Task goal – Every line of the material is to be repeated exactly as it stands.

┄┄┄┄┄┄┄┄┄┄

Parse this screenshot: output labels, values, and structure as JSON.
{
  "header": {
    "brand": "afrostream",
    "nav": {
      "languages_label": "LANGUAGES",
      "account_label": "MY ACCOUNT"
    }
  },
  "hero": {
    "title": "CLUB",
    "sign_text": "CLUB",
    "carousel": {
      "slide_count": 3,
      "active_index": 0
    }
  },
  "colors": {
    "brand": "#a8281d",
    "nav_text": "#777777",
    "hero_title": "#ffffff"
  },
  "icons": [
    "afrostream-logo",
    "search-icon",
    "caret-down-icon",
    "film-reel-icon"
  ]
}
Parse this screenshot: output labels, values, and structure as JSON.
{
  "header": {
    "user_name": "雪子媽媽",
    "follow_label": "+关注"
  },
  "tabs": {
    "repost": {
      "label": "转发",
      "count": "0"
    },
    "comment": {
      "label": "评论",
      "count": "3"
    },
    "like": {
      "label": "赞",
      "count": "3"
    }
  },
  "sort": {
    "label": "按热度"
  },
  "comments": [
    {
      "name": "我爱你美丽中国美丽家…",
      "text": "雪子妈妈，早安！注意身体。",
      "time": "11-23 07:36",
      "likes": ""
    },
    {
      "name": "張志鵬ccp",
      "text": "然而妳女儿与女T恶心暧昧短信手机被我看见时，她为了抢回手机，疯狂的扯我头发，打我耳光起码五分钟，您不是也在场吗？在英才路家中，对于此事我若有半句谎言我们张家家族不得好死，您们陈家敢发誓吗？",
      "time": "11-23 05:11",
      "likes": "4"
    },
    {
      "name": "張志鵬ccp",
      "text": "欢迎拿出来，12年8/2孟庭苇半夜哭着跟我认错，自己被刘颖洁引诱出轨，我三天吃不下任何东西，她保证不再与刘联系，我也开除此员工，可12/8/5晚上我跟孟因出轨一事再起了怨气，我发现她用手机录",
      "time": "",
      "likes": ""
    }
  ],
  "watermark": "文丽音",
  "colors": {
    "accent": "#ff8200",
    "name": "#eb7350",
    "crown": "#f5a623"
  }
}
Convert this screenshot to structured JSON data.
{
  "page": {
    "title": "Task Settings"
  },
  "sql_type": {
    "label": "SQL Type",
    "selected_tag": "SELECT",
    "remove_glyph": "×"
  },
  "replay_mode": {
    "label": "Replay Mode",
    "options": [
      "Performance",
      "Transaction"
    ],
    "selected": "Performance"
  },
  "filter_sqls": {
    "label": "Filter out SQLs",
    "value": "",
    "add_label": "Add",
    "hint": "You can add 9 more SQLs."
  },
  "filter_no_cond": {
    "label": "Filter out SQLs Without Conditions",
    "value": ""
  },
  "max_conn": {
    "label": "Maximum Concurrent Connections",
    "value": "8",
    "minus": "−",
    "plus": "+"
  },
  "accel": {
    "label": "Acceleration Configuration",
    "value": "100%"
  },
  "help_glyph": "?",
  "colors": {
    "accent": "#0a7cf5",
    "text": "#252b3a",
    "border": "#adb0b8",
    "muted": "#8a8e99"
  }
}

┄┄┄┄┄┄┄┄┄┄

Finished exercise –
Parse this screenshot: output labels, values, and structure as JSON.
{
  "header": {
    "brand": "afrostream",
    "nav": {
      "languages_label": "LANGUAGES",
      "account_label": "MY ACCOUNT"
    }
  },
  "hero": {
    "title": "CLUB",
    "sign_text": "CLUB",
    "carousel": {
      "slide_count": 3,
      "active_index": 0
    }
  },
  "colors": {
    "brand": "#a8281d",
    "nav_text": "#777777",
    "hero_title": "#ffffff"
  },
  "icons": [
    "afrostream-logo",
    "search-icon",
    "caret-down-icon",
    "film-reel-icon"
  ]
}
Parse this screenshot: output labels, values, and structure as JSON.
{
  "header": {
    "user_name": "雪子媽媽",
    "follow_label": "+关注"
  },
  "tabs": {
    "repost": {
      "label": "转发",
      "count": "0"
    },
    "comment": {
      "label": "评论",
      "count": "3"
    },
    "like": {
      "label": "赞",
      "count": "3"
    }
  },
  "sort": {
    "label": "按热度"
  },
  "comments": [
    {
      "name": "我爱你美丽中国美丽家…",
      "text": "雪子妈妈，早安！注意身体。",
      "time": "11-23 07:36",
      "likes": ""
    },
    {
      "name": "張志鵬ccp",
      "text": "然而妳女儿与女T恶心暧昧短信手机被我看见时，她为了抢回手机，疯狂的扯我头发，打我耳光起码五分钟，您不是也在场吗？在英才路家中，对于此事我若有半句谎言我们张家家族不得好死，您们陈家敢发誓吗？",
      "time": "11-23 05:11",
      "likes": "4"
    },
    {
      "name": "張志鵬ccp",
      "text": "欢迎拿出来，12年8/2孟庭苇半夜哭着跟我认错，自己被刘颖洁引诱出轨，我三天吃不下任何东西，她保证不再与刘联系，我也开除此员工，可12/8/5晚上我跟孟因出轨一事再起了怨气，我发现她用手机录",
      "time": "",
      "likes": ""
    }
  ],
  "watermark": "文丽音",
  "colors": {
    "accent": "#ff8200",
    "name": "#eb7350",
    "crown": "#f5a623"
  }
}
Convert this screenshot to structured JSON data.
{
  "page": {
    "title": "Task Settings"
  },
  "sql_type": {
    "label": "SQL Type",
    "selected_tag": "SELECT",
    "remove_glyph": "×"
  },
  "replay_mode": {
    "label": "Replay Mode",
    "options": [
      "Performance",
      "Transaction"
    ],
    "selected": "Performance"
  },
  "filter_sqls": {
    "label": "Filter out SQLs",
    "value": "",
    "add_label": "Add",
    "hint": "You can add 9 more SQLs."
  },
  "filter_no_cond": {
    "label": "Filter out SQLs Without Conditions",
    "value": ""
  },
  "max_conn": {
    "label": "Maximum Concurrent Connections",
    "value": "8",
    "minus": "−",
    "plus": "+"
  },
  "accel": {
    "label": "Acceleration Configuration",
    "value": "100%"
  },
  "help_glyph": "?",
  "colors": {
    "accent": "#0a7cf5",
    "text": "#252b3a",
    "border": "#adb0b8",
    "muted": "#8a8e99"
  }
}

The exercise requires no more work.